§ **RAW RECORDS**:

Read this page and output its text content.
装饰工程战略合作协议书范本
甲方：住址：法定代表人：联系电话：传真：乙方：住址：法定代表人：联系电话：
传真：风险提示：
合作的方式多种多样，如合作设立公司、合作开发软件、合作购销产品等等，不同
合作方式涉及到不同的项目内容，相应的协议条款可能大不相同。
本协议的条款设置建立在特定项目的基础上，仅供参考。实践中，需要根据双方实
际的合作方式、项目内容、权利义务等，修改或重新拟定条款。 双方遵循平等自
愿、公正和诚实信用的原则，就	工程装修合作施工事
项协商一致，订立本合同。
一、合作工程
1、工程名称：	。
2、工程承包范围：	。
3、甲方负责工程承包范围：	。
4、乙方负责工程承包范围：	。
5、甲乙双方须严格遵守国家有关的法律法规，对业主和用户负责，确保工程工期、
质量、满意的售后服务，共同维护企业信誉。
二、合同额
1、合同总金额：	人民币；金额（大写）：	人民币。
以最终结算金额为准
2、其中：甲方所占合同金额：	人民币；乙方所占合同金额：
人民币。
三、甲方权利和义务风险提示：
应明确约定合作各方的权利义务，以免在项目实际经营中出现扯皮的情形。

§ **WHAT IS BEING ASKED**: Set down the listing in full, keeping every word exactly as it is.

§ **EXERCISE RESULT**:
Read this page and output its text content.
装饰工程战略合作协议书范本
甲方：住址：法定代表人：联系电话：传真：乙方：住址：法定代表人：联系电话：
传真：风险提示：
合作的方式多种多样，如合作设立公司、合作开发软件、合作购销产品等等，不同
合作方式涉及到不同的项目内容，相应的协议条款可能大不相同。
本协议的条款设置建立在特定项目的基础上，仅供参考。实践中，需要根据双方实
际的合作方式、项目内容、权利义务等，修改或重新拟定条款。 双方遵循平等自
愿、公正和诚实信用的原则，就	工程装修合作施工事
项协商一致，订立本合同。
一、合作工程
1、工程名称：	。
2、工程承包范围：	。
3、甲方负责工程承包范围：	。
4、乙方负责工程承包范围：	。
5、甲乙双方须严格遵守国家有关的法律法规，对业主和用户负责，确保工程工期、
质量、满意的售后服务，共同维护企业信誉。
二、合同额
1、合同总金额：	人民币；金额（大写）：	人民币。
以最终结算金额为准
2、其中：甲方所占合同金额：	人民币；乙方所占合同金额：
人民币。
三、甲方权利和义务风险提示：
应明确约定合作各方的权利义务，以免在项目实际经营中出现扯皮的情形。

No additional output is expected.